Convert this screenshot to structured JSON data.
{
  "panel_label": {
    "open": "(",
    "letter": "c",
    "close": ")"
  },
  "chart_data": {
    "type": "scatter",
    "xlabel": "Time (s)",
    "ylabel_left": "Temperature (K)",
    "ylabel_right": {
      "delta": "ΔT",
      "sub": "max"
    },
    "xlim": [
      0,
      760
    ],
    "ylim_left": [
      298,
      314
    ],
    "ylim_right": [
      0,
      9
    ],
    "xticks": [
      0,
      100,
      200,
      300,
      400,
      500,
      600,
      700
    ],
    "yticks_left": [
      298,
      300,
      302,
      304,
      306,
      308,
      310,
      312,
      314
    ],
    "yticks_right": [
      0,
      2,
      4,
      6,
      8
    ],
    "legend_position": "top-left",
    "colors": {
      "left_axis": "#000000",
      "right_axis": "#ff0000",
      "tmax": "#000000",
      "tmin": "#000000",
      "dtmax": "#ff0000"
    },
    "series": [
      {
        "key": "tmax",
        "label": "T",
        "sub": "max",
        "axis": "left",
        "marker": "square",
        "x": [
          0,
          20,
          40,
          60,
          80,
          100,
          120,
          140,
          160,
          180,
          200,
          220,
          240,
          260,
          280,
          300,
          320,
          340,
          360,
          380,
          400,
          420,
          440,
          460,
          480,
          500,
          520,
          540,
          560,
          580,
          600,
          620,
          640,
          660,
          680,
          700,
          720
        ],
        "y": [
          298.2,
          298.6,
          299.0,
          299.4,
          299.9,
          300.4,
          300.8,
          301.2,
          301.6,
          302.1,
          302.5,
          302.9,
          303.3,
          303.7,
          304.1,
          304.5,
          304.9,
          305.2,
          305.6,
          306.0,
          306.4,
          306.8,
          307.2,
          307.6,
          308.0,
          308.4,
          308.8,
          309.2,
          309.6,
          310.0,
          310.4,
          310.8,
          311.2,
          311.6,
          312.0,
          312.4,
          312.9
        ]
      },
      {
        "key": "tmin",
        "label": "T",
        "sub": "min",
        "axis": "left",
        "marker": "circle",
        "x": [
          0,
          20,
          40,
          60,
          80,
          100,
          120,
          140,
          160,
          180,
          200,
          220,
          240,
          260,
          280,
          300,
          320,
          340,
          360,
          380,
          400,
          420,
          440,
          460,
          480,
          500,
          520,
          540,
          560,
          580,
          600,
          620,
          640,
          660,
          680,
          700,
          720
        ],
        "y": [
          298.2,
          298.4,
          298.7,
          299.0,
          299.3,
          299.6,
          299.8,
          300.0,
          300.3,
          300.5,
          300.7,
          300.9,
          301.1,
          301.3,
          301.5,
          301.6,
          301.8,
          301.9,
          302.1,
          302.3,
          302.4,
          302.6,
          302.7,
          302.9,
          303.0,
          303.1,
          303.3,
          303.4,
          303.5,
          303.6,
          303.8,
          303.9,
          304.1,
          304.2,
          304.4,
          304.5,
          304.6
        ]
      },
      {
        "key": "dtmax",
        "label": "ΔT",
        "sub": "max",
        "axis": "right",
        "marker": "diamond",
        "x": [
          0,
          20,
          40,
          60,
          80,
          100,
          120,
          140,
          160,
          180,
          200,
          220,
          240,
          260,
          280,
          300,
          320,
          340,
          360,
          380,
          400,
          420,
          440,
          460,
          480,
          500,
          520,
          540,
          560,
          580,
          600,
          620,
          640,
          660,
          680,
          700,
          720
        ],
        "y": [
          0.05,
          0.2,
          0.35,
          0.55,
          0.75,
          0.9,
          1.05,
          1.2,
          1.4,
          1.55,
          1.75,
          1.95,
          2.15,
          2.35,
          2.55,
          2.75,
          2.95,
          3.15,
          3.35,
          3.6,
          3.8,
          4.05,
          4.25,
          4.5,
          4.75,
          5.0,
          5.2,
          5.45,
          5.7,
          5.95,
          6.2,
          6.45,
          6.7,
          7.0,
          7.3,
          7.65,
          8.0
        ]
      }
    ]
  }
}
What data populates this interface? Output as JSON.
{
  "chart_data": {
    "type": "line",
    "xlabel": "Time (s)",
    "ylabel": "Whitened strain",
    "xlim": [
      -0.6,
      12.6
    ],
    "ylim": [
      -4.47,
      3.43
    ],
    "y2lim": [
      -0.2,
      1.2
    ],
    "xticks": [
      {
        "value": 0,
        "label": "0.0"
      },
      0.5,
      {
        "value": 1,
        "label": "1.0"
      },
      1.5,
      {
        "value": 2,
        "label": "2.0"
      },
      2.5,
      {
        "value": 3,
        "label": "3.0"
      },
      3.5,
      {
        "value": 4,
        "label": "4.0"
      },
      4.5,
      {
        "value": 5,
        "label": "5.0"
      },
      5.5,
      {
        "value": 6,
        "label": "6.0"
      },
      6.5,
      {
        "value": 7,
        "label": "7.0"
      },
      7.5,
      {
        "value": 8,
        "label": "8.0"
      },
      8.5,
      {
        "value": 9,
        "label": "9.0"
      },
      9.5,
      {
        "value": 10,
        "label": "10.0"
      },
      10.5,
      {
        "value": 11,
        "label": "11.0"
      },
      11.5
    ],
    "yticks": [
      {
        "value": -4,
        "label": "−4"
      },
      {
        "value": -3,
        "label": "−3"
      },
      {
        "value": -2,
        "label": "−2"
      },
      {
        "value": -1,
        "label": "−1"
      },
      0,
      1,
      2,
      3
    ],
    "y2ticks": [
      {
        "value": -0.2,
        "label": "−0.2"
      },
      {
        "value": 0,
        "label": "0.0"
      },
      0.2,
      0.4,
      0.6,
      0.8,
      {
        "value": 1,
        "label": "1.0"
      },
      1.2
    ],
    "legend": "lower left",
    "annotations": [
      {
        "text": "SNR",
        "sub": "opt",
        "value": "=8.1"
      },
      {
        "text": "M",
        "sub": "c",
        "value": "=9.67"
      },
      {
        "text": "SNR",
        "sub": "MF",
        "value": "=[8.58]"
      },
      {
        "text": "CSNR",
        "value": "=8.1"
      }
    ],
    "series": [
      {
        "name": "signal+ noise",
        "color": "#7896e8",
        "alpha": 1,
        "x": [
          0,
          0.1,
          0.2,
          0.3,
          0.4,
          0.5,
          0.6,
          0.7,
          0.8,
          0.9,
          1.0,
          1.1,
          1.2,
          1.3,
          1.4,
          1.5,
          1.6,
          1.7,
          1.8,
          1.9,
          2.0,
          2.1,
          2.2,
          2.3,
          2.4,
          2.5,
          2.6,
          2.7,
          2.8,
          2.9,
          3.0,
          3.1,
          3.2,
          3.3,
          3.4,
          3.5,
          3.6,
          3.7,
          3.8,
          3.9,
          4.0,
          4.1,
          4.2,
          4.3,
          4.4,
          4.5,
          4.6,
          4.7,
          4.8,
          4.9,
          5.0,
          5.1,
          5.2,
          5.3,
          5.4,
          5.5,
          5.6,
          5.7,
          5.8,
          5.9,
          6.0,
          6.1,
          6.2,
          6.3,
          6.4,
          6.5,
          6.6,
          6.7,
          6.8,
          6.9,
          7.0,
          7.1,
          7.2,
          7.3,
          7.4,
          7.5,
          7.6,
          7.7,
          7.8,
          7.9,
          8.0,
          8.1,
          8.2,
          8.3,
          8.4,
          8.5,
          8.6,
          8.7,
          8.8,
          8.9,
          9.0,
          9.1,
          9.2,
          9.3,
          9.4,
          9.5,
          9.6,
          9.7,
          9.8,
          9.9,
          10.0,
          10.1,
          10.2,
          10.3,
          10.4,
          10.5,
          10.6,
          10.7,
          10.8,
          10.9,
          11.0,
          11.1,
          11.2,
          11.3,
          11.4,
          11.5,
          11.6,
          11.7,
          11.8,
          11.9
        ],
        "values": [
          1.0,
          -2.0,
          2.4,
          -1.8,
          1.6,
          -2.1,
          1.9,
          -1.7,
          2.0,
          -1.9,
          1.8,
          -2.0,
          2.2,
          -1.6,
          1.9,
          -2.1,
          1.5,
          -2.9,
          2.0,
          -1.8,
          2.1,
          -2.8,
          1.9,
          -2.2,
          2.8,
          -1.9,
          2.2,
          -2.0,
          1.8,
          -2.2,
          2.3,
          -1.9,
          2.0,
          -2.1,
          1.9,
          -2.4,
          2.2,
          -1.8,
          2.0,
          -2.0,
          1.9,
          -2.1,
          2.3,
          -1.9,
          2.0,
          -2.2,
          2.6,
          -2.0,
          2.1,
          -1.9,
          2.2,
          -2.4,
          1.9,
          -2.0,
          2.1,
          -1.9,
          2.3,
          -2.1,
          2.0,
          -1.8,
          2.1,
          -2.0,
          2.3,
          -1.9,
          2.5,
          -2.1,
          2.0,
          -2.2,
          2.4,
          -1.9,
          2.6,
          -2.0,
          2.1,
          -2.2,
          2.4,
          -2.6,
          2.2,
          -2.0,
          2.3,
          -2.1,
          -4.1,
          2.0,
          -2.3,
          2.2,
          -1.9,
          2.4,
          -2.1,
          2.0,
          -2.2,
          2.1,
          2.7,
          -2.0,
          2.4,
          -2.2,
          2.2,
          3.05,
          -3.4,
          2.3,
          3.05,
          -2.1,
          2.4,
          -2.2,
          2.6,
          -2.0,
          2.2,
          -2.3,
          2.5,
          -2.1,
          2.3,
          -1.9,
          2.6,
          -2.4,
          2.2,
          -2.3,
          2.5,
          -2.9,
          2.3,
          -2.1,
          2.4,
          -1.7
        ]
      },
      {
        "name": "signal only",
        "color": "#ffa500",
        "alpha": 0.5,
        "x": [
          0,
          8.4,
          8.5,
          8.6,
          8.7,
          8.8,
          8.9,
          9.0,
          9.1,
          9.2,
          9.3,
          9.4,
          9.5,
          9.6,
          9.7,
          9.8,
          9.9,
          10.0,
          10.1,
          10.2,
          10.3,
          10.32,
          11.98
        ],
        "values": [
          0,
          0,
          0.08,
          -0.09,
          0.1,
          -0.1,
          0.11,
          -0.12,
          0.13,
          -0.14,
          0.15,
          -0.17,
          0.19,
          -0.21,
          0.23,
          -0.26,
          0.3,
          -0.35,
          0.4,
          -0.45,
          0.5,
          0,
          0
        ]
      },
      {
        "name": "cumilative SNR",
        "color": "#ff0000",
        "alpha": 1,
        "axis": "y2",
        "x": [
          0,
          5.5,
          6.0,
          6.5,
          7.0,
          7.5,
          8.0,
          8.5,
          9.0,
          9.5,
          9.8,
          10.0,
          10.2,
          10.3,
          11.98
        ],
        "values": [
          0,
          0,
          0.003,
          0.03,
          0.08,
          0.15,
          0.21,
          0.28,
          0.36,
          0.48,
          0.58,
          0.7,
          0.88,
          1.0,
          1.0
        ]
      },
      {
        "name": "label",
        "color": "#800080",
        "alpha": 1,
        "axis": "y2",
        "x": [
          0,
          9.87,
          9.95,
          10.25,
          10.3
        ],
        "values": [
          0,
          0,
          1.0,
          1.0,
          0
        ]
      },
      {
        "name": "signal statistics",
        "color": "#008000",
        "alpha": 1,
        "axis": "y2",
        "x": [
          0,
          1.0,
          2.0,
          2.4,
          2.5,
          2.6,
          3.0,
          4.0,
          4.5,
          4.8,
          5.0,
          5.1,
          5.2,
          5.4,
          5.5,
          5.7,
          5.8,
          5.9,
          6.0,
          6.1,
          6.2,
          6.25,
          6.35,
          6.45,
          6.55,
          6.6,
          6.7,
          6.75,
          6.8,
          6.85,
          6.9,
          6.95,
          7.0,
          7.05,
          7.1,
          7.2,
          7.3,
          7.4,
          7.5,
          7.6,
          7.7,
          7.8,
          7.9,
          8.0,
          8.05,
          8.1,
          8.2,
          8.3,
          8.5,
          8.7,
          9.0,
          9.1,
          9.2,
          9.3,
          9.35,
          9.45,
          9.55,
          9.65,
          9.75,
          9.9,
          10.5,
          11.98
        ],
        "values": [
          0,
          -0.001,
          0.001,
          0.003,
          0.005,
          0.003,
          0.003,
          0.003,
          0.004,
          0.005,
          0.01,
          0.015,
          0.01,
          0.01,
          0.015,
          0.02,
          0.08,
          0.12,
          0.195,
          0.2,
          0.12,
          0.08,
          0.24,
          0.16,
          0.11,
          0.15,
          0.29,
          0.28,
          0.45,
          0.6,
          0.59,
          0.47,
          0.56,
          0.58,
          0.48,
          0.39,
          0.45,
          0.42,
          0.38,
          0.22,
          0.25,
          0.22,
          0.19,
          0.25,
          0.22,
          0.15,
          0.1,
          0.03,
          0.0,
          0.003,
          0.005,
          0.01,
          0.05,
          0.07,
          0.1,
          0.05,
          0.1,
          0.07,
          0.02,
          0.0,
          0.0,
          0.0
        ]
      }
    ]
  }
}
= = = =
■ Aim
Your task is to collect every line above that contains the word "JSON".

■ Answer for this exercise
Convert this screenshot to structured JSON data.
What data populates this interface? Output as JSON.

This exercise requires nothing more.